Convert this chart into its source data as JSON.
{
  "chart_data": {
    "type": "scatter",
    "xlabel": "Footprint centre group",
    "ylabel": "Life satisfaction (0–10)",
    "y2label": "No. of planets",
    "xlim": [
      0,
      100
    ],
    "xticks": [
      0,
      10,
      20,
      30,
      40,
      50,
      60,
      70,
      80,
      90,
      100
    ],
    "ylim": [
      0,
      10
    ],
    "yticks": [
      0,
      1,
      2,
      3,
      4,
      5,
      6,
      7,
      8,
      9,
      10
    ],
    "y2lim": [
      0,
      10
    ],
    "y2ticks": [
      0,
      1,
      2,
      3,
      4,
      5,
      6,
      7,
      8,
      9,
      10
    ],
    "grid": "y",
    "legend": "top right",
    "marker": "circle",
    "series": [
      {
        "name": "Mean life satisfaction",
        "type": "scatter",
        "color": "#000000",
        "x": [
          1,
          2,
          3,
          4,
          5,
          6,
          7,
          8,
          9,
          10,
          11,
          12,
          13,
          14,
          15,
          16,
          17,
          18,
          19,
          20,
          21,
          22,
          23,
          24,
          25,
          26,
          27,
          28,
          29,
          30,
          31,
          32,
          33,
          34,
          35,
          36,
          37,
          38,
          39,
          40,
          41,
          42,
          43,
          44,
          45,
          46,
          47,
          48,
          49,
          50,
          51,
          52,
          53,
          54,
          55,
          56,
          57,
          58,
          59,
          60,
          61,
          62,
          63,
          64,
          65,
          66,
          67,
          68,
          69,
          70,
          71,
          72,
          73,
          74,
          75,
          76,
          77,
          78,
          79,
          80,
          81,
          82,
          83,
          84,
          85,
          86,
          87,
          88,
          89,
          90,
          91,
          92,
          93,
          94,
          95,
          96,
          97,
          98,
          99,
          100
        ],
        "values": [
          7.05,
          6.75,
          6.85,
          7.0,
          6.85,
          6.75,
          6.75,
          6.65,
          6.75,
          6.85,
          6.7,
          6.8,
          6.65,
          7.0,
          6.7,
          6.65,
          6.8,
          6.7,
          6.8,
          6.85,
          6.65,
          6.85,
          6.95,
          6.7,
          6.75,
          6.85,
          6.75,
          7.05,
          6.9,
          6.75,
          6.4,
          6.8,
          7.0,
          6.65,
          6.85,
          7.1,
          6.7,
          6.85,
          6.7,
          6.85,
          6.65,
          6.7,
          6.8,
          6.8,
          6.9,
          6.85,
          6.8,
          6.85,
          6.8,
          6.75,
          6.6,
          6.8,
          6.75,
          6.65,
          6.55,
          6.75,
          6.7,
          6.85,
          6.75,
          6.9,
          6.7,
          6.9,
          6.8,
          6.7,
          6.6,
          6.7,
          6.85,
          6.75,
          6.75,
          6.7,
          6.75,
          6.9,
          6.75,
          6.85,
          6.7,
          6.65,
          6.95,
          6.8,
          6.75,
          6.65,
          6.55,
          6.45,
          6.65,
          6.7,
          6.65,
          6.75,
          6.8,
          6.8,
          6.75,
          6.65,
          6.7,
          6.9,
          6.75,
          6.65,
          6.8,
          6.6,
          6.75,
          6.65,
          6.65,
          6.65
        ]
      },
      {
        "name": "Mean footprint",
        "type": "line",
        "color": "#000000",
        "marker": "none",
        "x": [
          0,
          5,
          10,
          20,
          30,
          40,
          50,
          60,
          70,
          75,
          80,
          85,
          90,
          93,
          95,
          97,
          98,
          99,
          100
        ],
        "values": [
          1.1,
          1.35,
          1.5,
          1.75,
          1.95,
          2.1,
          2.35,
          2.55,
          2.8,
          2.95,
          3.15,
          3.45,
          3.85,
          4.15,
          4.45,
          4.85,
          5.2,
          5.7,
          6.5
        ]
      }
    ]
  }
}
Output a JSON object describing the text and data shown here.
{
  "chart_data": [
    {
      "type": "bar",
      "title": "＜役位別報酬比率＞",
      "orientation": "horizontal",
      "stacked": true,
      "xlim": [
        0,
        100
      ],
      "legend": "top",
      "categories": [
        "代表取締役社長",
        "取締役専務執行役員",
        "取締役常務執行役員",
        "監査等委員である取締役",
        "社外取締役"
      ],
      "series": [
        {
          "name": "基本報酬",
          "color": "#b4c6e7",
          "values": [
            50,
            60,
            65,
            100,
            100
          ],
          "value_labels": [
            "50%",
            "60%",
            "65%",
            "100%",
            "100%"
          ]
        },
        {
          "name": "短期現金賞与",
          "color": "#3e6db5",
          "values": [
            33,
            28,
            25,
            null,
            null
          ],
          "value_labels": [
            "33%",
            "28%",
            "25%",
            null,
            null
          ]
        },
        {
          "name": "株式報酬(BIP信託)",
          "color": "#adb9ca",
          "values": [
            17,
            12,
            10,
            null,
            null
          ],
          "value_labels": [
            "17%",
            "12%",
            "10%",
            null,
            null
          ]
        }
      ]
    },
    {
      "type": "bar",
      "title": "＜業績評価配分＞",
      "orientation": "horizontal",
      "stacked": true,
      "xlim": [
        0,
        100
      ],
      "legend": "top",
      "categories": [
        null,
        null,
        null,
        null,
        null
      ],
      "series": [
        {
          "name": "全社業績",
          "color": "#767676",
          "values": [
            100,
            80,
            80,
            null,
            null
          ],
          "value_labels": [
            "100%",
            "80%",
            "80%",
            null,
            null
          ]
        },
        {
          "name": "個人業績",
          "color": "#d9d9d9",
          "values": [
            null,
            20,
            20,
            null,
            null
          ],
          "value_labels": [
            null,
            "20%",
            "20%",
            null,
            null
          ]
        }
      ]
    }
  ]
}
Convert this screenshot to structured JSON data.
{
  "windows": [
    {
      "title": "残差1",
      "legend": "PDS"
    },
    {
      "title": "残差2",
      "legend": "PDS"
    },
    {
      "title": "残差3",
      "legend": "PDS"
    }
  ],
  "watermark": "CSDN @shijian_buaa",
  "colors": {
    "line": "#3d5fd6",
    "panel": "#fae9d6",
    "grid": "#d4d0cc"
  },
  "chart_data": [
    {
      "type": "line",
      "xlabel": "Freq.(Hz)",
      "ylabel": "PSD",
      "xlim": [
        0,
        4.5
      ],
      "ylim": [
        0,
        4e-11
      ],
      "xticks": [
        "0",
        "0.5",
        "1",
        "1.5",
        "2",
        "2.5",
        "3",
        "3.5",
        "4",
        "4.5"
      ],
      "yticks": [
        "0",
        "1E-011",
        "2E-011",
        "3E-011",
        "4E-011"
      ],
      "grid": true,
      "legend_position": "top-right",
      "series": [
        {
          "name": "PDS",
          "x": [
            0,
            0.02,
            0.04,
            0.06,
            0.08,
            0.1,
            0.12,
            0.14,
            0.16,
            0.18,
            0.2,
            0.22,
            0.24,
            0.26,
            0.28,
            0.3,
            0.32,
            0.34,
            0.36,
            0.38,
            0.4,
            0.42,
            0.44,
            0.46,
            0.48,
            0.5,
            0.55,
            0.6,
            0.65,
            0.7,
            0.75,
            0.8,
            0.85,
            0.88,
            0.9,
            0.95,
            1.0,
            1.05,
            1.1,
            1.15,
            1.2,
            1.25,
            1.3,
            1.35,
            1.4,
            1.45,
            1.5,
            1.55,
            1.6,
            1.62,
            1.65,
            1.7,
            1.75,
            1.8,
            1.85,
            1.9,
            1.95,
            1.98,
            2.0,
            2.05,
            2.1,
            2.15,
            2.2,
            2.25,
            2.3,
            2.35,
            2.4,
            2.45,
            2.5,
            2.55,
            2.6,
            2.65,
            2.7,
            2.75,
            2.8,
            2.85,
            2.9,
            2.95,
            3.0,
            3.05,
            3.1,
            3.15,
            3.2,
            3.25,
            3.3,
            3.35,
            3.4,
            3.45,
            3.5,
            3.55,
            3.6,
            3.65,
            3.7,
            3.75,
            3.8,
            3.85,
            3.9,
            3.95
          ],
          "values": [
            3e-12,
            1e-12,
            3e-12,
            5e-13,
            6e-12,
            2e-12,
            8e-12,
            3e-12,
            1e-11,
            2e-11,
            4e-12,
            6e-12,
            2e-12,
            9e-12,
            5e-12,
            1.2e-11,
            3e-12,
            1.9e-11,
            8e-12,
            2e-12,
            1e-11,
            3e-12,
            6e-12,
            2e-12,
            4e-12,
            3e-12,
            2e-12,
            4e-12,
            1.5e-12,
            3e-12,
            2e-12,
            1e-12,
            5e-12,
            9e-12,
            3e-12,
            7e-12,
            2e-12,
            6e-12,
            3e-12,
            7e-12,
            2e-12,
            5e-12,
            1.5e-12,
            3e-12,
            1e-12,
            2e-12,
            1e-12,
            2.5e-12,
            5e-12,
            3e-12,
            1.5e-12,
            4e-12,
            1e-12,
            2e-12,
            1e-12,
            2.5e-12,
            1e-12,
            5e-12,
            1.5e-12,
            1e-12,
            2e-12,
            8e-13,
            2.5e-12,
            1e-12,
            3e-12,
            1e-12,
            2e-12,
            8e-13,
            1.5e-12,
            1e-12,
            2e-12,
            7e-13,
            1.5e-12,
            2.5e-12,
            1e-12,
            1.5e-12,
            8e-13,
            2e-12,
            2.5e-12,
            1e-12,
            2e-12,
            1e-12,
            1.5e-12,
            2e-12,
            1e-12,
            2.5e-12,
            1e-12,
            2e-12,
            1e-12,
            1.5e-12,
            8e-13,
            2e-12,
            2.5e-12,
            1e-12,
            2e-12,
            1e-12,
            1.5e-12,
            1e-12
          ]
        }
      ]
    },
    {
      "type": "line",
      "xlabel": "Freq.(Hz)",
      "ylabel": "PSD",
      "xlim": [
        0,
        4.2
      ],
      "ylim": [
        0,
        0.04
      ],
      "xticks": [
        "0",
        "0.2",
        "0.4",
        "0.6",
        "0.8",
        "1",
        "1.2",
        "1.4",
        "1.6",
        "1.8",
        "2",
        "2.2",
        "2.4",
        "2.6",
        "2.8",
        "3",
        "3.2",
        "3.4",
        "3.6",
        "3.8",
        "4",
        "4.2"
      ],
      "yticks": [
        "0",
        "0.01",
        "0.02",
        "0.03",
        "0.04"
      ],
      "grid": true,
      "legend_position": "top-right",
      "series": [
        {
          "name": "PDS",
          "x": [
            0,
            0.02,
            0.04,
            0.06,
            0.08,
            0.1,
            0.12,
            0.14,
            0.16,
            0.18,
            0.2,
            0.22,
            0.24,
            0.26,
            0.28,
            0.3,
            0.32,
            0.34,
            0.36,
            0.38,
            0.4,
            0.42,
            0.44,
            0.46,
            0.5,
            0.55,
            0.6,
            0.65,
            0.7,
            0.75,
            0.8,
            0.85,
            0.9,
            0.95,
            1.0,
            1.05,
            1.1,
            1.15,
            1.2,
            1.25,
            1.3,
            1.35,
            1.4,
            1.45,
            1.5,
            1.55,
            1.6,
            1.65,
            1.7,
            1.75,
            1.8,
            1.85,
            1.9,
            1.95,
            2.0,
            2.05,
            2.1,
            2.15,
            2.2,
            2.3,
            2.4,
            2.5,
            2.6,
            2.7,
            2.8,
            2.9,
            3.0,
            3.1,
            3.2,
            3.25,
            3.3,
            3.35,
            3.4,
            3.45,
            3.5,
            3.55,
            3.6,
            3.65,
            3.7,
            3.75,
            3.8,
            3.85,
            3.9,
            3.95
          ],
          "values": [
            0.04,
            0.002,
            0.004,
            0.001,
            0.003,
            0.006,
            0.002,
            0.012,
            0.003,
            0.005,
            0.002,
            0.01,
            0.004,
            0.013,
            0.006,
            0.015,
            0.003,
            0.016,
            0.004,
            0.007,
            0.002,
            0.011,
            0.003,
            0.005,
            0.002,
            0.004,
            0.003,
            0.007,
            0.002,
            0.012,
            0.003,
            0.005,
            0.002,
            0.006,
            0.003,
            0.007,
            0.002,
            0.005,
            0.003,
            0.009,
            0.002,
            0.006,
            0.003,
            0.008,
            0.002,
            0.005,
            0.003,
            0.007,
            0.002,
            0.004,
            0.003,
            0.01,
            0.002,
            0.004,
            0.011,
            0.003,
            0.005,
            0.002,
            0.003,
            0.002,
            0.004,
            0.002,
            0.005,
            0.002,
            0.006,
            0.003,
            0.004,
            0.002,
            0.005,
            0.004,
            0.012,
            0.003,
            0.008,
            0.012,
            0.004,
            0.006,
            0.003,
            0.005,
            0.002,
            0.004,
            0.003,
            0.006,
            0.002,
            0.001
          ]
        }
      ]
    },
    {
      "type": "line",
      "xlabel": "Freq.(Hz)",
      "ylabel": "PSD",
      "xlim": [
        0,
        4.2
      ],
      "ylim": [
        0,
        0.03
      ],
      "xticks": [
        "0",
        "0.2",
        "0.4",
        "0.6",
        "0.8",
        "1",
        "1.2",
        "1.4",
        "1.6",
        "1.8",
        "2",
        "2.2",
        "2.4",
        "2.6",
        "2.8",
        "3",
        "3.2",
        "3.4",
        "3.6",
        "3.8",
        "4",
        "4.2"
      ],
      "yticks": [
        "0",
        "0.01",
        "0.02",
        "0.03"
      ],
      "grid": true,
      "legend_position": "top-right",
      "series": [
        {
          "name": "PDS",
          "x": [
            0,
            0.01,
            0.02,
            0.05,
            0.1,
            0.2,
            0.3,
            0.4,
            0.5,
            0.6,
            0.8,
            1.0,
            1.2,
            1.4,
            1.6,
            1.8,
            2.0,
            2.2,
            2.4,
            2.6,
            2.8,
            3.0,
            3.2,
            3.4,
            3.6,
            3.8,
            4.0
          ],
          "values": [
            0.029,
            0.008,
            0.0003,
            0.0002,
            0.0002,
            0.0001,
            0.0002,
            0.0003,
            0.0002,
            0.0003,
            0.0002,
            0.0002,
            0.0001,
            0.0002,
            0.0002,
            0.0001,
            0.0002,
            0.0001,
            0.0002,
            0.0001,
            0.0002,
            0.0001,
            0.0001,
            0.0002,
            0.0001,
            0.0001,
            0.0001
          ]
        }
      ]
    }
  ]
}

::::

Objective:
List every line above that contains the word "JSON".

Full output:
Convert this chart into its source data as JSON.
Output a JSON object describing the text and data shown here.
Convert this screenshot to structured JSON data.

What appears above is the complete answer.